Stored data:

___

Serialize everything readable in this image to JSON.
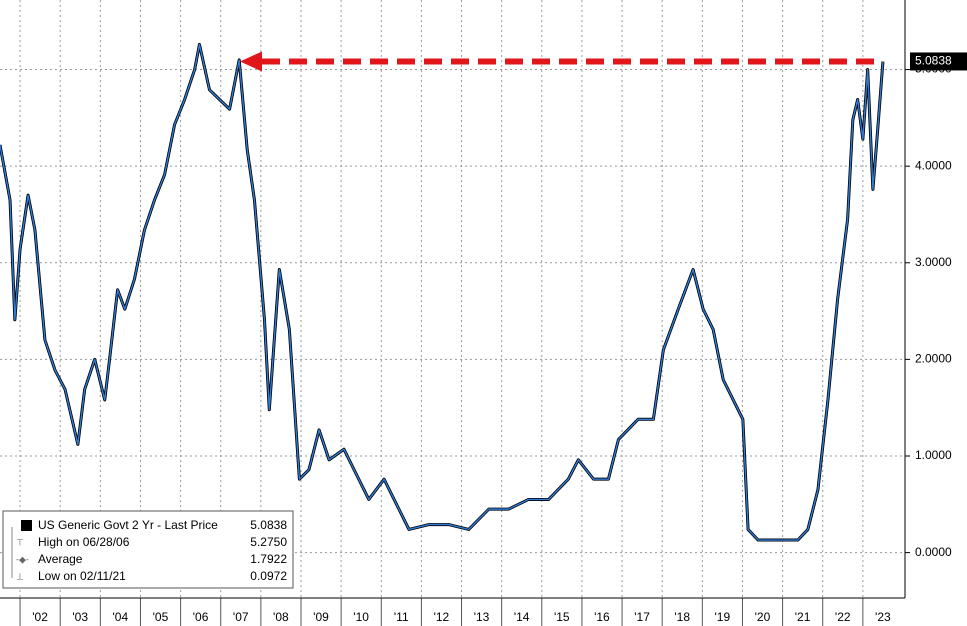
{
  "chart_data": {
    "type": "line",
    "x": [
      2001.5,
      2001.75,
      2001.87,
      2002.0,
      2002.2,
      2002.37,
      2002.62,
      2002.87,
      2003.12,
      2003.44,
      2003.61,
      2003.86,
      2004.11,
      2004.23,
      2004.43,
      2004.61,
      2004.85,
      2005.1,
      2005.35,
      2005.6,
      2005.85,
      2006.1,
      2006.35,
      2006.47,
      2006.72,
      2006.97,
      2007.22,
      2007.46,
      2007.66,
      2007.84,
      2008.09,
      2008.21,
      2008.46,
      2008.71,
      2008.96,
      2009.2,
      2009.45,
      2009.7,
      2010.07,
      2010.32,
      2010.69,
      2011.07,
      2011.44,
      2011.69,
      2012.19,
      2012.68,
      2013.18,
      2013.68,
      2014.17,
      2014.67,
      2015.17,
      2015.66,
      2015.91,
      2016.29,
      2016.66,
      2016.91,
      2017.4,
      2017.78,
      2018.03,
      2018.4,
      2018.77,
      2019.02,
      2019.27,
      2019.52,
      2019.77,
      2020.01,
      2020.14,
      2020.39,
      2020.88,
      2021.38,
      2021.63,
      2021.88,
      2022.13,
      2022.37,
      2022.62,
      2022.75,
      2022.87,
      2023.0,
      2023.12,
      2023.25,
      2023.37,
      2023.5
    ],
    "series": [
      {
        "name": "US Generic Govt 2 Yr - Last Price",
        "color": "#2f7bd6",
        "values": [
          4.22,
          3.65,
          2.41,
          3.14,
          3.7,
          3.34,
          2.2,
          1.89,
          1.69,
          1.12,
          1.69,
          2.0,
          1.58,
          2.0,
          2.72,
          2.52,
          2.83,
          3.34,
          3.65,
          3.91,
          4.43,
          4.69,
          5.0,
          5.26,
          4.79,
          4.69,
          4.59,
          5.1,
          4.17,
          3.65,
          2.41,
          1.48,
          2.93,
          2.31,
          0.76,
          0.86,
          1.27,
          0.96,
          1.07,
          0.86,
          0.55,
          0.76,
          0.45,
          0.24,
          0.29,
          0.29,
          0.24,
          0.45,
          0.45,
          0.55,
          0.55,
          0.76,
          0.96,
          0.76,
          0.76,
          1.17,
          1.38,
          1.38,
          2.1,
          2.52,
          2.93,
          2.52,
          2.31,
          1.79,
          1.58,
          1.38,
          0.24,
          0.13,
          0.13,
          0.13,
          0.24,
          0.65,
          1.58,
          2.62,
          3.45,
          4.48,
          4.69,
          4.28,
          5.0,
          3.76,
          4.38,
          5.0838
        ]
      }
    ],
    "xlim": [
      2001.5,
      2024.05
    ],
    "xticks": [
      {
        "value": 2002,
        "label": "'02"
      },
      {
        "value": 2003,
        "label": "'03"
      },
      {
        "value": 2004,
        "label": "'04"
      },
      {
        "value": 2005,
        "label": "'05"
      },
      {
        "value": 2006,
        "label": "'06"
      },
      {
        "value": 2007,
        "label": "'07"
      },
      {
        "value": 2008,
        "label": "'08"
      },
      {
        "value": 2009,
        "label": "'09"
      },
      {
        "value": 2010,
        "label": "'10"
      },
      {
        "value": 2011,
        "label": "'11"
      },
      {
        "value": 2012,
        "label": "'12"
      },
      {
        "value": 2013,
        "label": "'13"
      },
      {
        "value": 2014,
        "label": "'14"
      },
      {
        "value": 2015,
        "label": "'15"
      },
      {
        "value": 2016,
        "label": "'16"
      },
      {
        "value": 2017,
        "label": "'17"
      },
      {
        "value": 2018,
        "label": "'18"
      },
      {
        "value": 2019,
        "label": "'19"
      },
      {
        "value": 2020,
        "label": "'20"
      },
      {
        "value": 2021,
        "label": "'21"
      },
      {
        "value": 2022,
        "label": "'22"
      },
      {
        "value": 2023,
        "label": "'23"
      }
    ],
    "ylim": [
      -0.47,
      5.72
    ],
    "yticks": [
      {
        "value": 0,
        "label": "0.0000"
      },
      {
        "value": 1,
        "label": "1.0000"
      },
      {
        "value": 2,
        "label": "2.0000"
      },
      {
        "value": 3,
        "label": "3.0000"
      },
      {
        "value": 4,
        "label": "4.0000"
      },
      {
        "value": 5,
        "label": "5.0000"
      }
    ],
    "grid": true,
    "last_price": {
      "value": 5.0838,
      "label": "5.0838"
    },
    "stats": {
      "labels": [
        "High on 06/28/06",
        "Average",
        "Low on 02/11/21"
      ],
      "values": [
        5.275,
        1.7922,
        0.0972
      ],
      "value_labels": [
        "5.2750",
        "1.7922",
        "0.0972"
      ]
    }
  }
}
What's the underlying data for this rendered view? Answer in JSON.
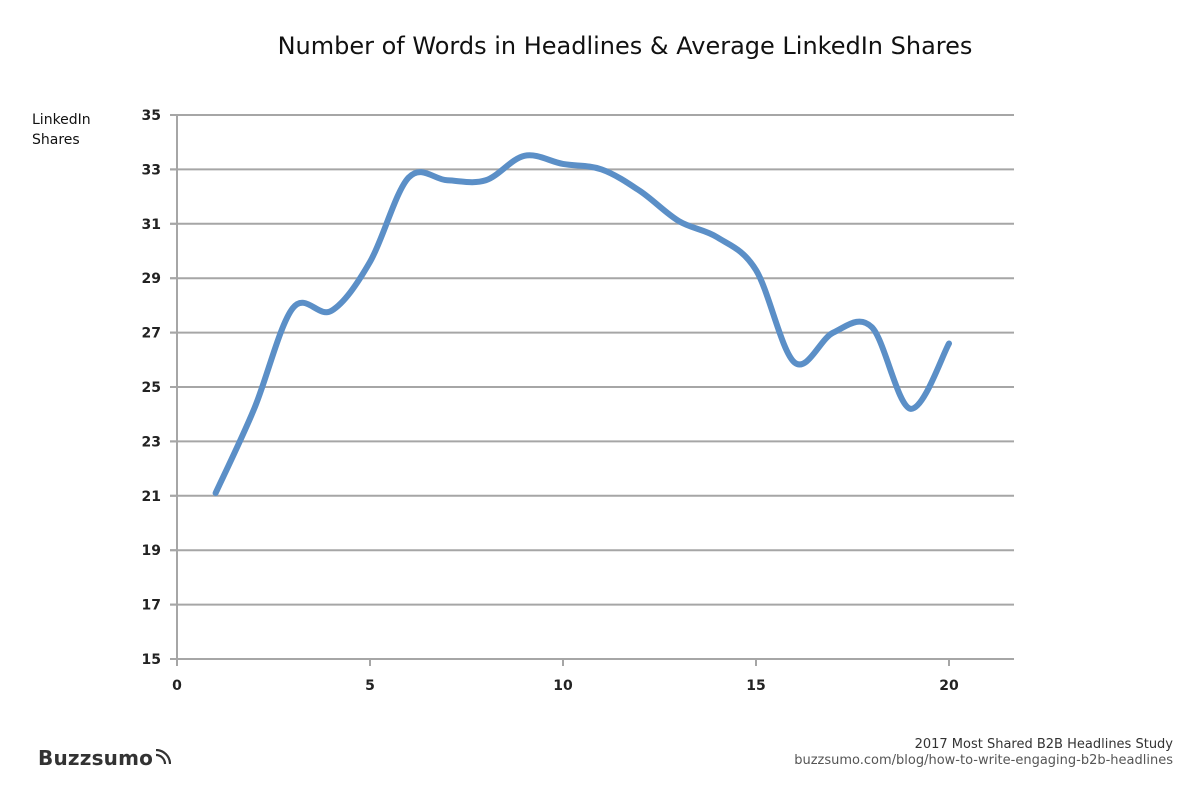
{
  "header": {
    "title": "Number of Words in Headlines & Average LinkedIn Shares"
  },
  "axes": {
    "y_label_line1": "LinkedIn",
    "y_label_line2": "Shares",
    "y_ticks": [
      "35",
      "33",
      "31",
      "29",
      "27",
      "25",
      "23",
      "21",
      "19",
      "17",
      "15"
    ],
    "x_ticks": [
      "0",
      "5",
      "10",
      "15",
      "20"
    ]
  },
  "footer": {
    "brand": "Buzzsumo",
    "study": "2017 Most Shared B2B Headlines Study",
    "url": "buzzsumo.com/blog/how-to-write-engaging-b2b-headlines"
  },
  "colors": {
    "line": "#5B8FC7",
    "grid": "#A6A6A6",
    "axis": "#A6A6A6"
  },
  "chart_data": {
    "type": "line",
    "title": "Number of Words in Headlines & Average LinkedIn Shares",
    "xlabel": "",
    "ylabel": "LinkedIn Shares",
    "x": [
      1,
      2,
      3,
      4,
      5,
      6,
      7,
      8,
      9,
      10,
      11,
      12,
      13,
      14,
      15,
      16,
      17,
      18,
      19,
      20
    ],
    "series": [
      {
        "name": "Average LinkedIn Shares",
        "values": [
          21.1,
          24.2,
          27.9,
          27.8,
          29.6,
          32.7,
          32.6,
          32.6,
          33.5,
          33.2,
          33.0,
          32.2,
          31.1,
          30.5,
          29.3,
          25.9,
          27.0,
          27.2,
          24.2,
          26.6
        ]
      }
    ],
    "xlim": [
      0,
      22
    ],
    "ylim": [
      15,
      35
    ],
    "x_ticks": [
      0,
      5,
      10,
      15,
      20
    ],
    "y_ticks": [
      15,
      17,
      19,
      21,
      23,
      25,
      27,
      29,
      31,
      33,
      35
    ],
    "grid": "horizontal",
    "smoothed": true,
    "legend": "none",
    "source": "2017 Most Shared B2B Headlines Study — buzzsumo.com/blog/how-to-write-engaging-b2b-headlines"
  }
}
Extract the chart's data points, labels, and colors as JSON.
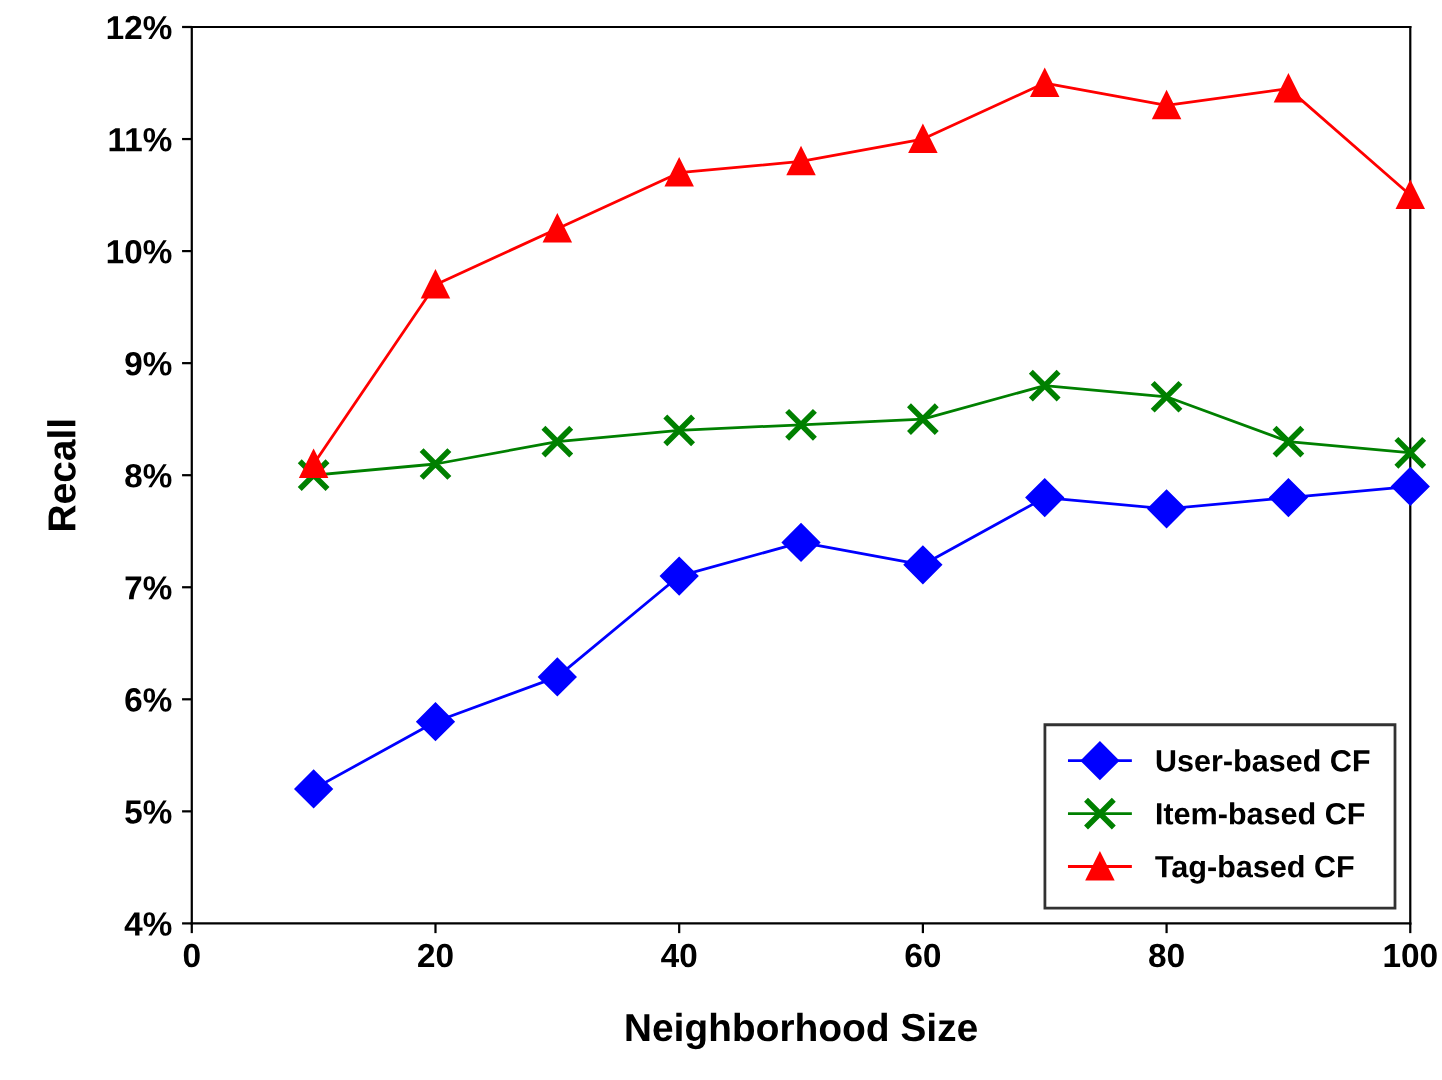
{
  "chart_data": {
    "type": "line",
    "xlabel": "Neighborhood Size",
    "ylabel": "Recall",
    "x": [
      10,
      20,
      30,
      40,
      50,
      60,
      70,
      80,
      90,
      100
    ],
    "series": [
      {
        "name": "User-based CF",
        "color": "#0000ff",
        "marker": "diamond",
        "values": [
          5.2,
          5.8,
          6.2,
          7.1,
          7.4,
          7.2,
          7.8,
          7.7,
          7.8,
          7.9
        ]
      },
      {
        "name": "Item-based CF",
        "color": "#008000",
        "marker": "cross",
        "values": [
          8.0,
          8.1,
          8.3,
          8.4,
          8.45,
          8.5,
          8.8,
          8.7,
          8.3,
          8.2
        ]
      },
      {
        "name": "Tag-based CF",
        "color": "#ff0000",
        "marker": "triangle",
        "values": [
          8.1,
          9.7,
          10.2,
          10.7,
          10.8,
          11.0,
          11.5,
          11.3,
          11.45,
          10.5
        ]
      }
    ],
    "xlim": [
      0,
      100
    ],
    "xticks": [
      0,
      20,
      40,
      60,
      80,
      100
    ],
    "ylim": [
      4,
      12
    ],
    "yticks": [
      {
        "value": 4,
        "label": "4%"
      },
      {
        "value": 5,
        "label": "5%"
      },
      {
        "value": 6,
        "label": "6%"
      },
      {
        "value": 7,
        "label": "7%"
      },
      {
        "value": 8,
        "label": "8%"
      },
      {
        "value": 9,
        "label": "9%"
      },
      {
        "value": 10,
        "label": "10%"
      },
      {
        "value": 11,
        "label": "11%"
      },
      {
        "value": 12,
        "label": "12%"
      }
    ],
    "legend": "lower right",
    "grid": false
  }
}
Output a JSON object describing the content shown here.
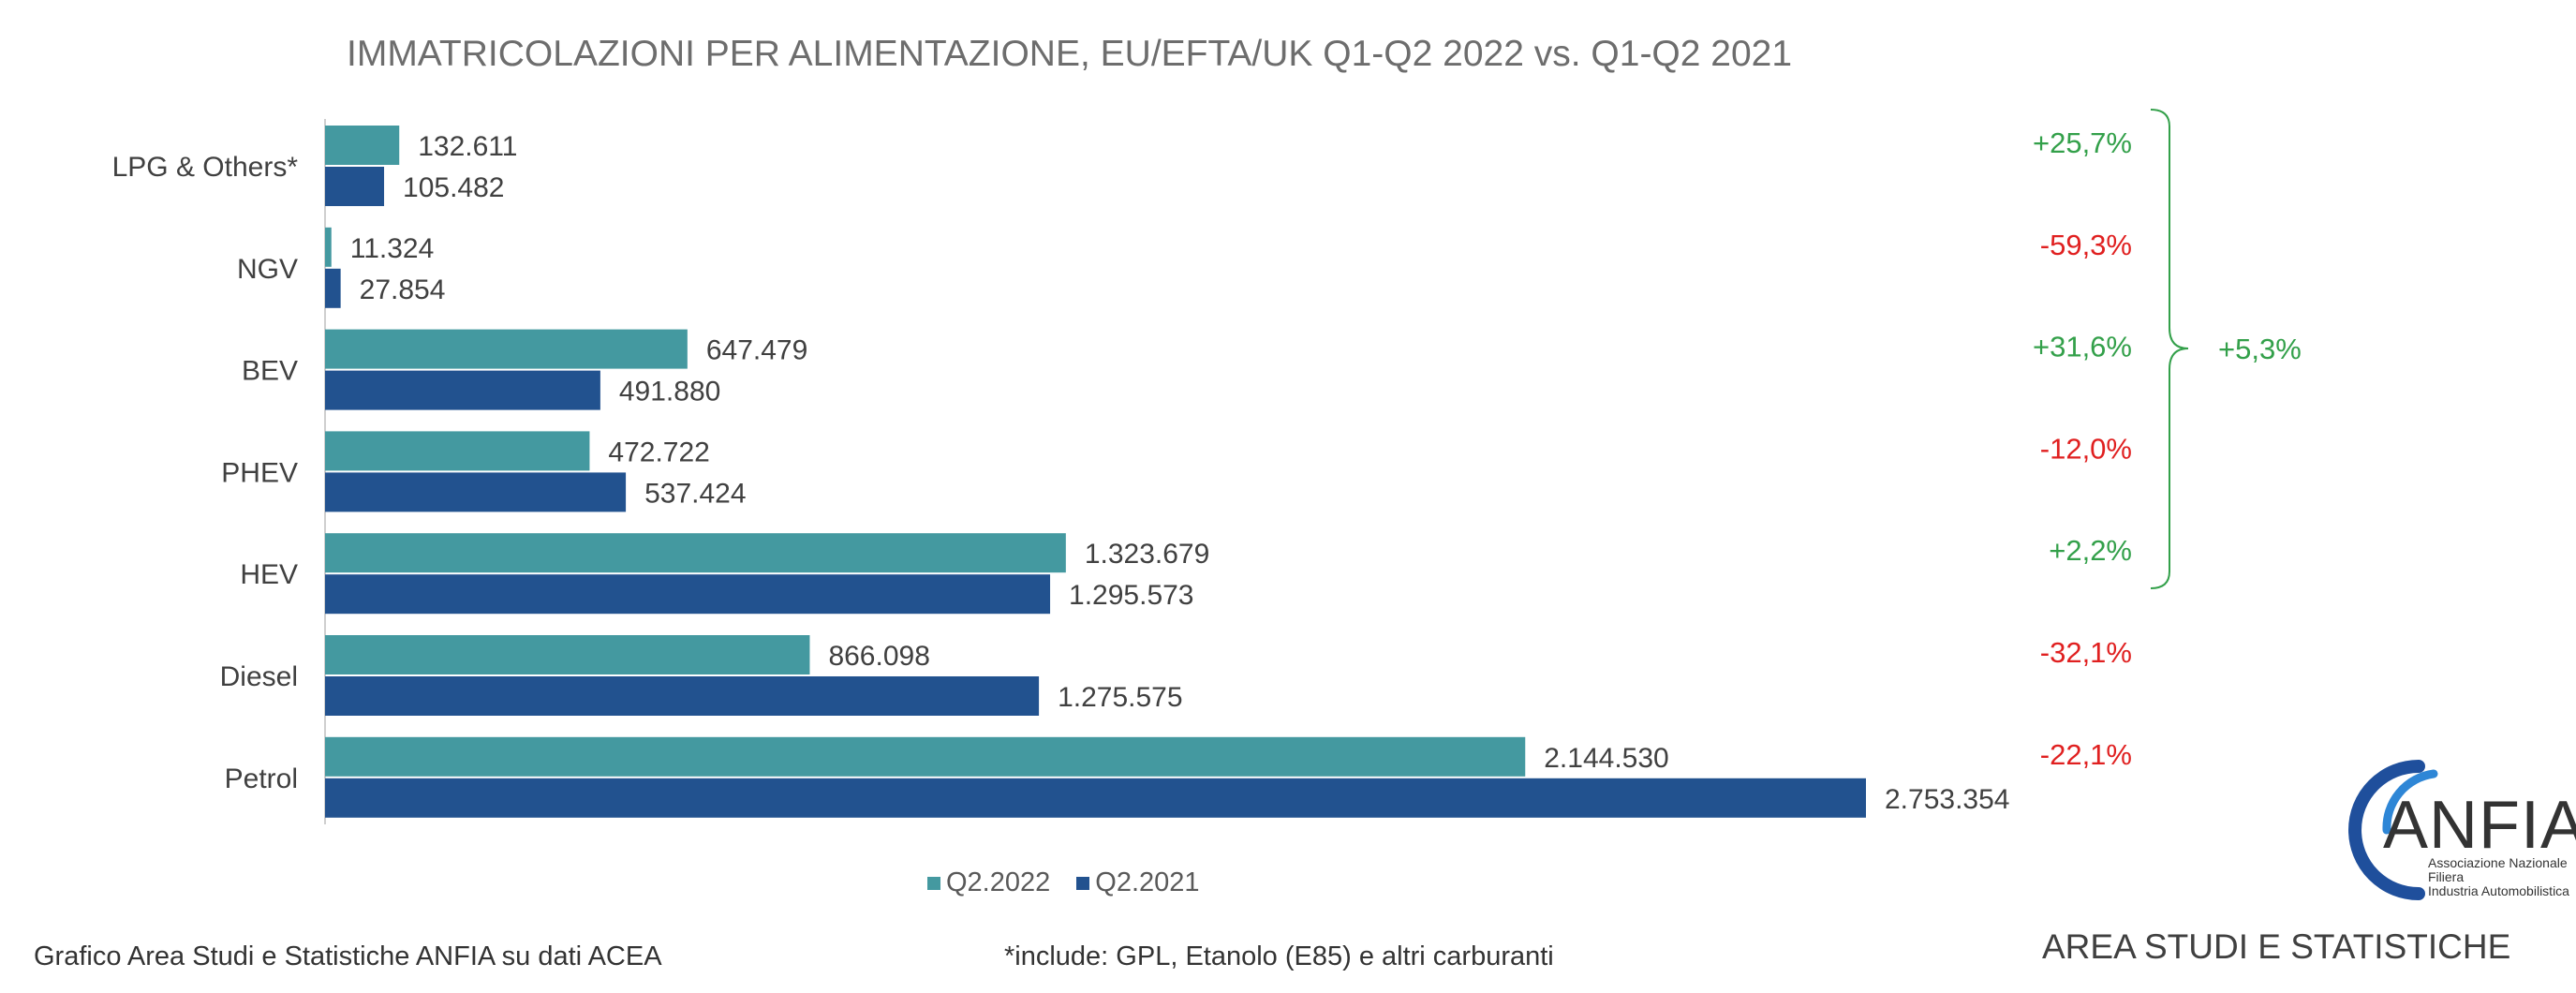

___

**Work to complete**
Using the listing above, state the number of lines that hold "Shares", with no other text.

**Result for this task**
5